DIRECTIONS: Count every line in the data below where "Trương" occurs, then state that number and nothing more.

## Begin

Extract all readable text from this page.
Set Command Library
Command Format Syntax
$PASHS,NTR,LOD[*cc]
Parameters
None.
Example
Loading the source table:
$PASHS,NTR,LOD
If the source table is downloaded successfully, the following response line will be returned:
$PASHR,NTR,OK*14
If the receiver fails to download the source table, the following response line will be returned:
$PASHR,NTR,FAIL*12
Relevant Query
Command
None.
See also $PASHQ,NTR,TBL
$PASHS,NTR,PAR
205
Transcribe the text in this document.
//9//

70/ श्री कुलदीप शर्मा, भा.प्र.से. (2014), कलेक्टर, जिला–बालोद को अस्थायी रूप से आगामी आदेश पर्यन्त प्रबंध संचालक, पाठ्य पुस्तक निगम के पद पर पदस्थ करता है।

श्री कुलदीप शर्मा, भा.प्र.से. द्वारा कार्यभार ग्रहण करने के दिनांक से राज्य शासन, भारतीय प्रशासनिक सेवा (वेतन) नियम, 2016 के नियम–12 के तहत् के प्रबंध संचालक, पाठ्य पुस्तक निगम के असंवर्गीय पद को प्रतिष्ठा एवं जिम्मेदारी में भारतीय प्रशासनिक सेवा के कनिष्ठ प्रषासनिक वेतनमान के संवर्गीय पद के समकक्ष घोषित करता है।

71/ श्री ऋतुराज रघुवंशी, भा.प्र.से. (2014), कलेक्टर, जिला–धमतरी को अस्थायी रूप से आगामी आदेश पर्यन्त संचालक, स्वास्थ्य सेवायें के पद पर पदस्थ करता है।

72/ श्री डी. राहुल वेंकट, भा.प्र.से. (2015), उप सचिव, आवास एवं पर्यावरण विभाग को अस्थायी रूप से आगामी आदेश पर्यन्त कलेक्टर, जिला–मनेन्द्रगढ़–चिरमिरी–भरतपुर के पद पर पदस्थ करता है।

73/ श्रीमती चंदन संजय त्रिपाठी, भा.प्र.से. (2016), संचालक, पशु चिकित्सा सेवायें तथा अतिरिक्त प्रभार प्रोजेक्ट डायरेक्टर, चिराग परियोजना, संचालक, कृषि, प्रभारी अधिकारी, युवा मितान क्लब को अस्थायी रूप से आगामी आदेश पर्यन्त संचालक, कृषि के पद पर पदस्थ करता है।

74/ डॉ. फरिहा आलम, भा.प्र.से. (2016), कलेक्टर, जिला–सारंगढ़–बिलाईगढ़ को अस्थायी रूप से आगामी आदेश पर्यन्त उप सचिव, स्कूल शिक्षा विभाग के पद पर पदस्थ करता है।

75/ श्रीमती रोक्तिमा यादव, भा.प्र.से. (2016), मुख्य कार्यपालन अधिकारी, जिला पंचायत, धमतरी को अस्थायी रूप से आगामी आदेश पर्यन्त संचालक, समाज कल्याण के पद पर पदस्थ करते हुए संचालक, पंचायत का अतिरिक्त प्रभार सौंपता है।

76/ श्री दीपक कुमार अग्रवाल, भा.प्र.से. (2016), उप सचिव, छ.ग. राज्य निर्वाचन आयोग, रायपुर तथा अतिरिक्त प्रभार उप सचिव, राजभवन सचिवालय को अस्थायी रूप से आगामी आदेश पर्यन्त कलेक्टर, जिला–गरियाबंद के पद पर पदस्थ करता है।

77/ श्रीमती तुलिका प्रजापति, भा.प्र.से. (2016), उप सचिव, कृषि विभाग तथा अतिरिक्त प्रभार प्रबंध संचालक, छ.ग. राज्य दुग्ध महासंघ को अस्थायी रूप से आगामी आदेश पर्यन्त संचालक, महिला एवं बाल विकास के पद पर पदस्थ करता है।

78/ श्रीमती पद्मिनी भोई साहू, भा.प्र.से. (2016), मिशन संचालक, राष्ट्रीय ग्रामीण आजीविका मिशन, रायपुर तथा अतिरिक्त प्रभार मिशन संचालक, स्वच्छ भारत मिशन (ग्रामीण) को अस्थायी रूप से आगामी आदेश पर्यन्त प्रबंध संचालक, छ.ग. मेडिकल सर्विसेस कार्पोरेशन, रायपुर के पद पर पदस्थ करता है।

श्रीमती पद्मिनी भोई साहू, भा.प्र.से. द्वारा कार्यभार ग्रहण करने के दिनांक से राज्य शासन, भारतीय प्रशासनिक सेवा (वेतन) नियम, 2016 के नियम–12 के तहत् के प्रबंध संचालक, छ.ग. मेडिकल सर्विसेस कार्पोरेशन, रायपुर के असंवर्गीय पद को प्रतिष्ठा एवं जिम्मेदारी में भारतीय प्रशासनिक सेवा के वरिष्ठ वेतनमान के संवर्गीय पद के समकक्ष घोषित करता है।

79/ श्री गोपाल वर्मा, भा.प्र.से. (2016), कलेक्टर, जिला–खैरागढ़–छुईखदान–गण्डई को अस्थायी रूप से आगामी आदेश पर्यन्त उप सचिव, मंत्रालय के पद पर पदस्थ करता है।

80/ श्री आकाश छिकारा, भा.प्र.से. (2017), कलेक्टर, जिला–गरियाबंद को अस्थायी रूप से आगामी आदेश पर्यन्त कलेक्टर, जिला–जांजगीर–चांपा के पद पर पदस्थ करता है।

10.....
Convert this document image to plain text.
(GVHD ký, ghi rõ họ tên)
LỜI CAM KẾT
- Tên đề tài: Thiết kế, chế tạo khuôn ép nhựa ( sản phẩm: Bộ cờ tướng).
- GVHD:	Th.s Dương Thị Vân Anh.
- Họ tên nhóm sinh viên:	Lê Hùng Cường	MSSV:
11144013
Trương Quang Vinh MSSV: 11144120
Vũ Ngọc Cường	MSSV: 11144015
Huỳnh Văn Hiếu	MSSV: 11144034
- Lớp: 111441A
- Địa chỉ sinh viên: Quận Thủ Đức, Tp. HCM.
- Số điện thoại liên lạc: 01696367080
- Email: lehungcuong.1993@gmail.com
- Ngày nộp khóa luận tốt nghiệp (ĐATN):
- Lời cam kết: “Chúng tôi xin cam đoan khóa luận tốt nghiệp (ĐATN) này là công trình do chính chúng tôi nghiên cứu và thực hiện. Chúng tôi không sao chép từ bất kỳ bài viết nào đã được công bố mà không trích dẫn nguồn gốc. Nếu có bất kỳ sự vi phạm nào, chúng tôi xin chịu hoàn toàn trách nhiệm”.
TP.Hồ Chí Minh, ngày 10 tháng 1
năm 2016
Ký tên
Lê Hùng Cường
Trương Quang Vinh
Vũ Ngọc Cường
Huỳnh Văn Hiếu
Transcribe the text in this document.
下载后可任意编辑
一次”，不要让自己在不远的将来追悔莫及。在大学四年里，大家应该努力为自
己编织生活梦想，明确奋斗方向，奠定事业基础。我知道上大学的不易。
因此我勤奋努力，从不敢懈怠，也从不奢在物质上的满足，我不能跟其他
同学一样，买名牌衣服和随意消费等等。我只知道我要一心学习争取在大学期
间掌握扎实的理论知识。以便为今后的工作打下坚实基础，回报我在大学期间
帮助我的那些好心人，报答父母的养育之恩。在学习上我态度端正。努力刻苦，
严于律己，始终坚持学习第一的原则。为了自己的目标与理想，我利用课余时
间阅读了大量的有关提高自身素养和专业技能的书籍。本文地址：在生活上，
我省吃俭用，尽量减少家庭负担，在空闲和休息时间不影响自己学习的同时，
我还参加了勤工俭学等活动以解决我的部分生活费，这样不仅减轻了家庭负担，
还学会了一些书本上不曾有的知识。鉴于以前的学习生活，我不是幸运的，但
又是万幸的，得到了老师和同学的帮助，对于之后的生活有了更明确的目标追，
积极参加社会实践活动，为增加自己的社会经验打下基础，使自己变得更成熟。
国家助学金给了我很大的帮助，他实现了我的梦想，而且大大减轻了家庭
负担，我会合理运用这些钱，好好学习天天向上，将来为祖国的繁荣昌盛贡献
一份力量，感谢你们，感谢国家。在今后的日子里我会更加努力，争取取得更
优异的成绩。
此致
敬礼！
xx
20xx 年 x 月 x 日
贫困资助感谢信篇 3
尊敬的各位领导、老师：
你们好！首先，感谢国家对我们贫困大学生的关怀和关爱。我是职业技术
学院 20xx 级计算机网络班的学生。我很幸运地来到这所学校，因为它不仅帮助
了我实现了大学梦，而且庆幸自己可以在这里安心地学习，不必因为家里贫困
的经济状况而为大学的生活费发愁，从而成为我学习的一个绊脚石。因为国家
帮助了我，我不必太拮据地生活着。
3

## End

EXERCISE OUTPUT: 2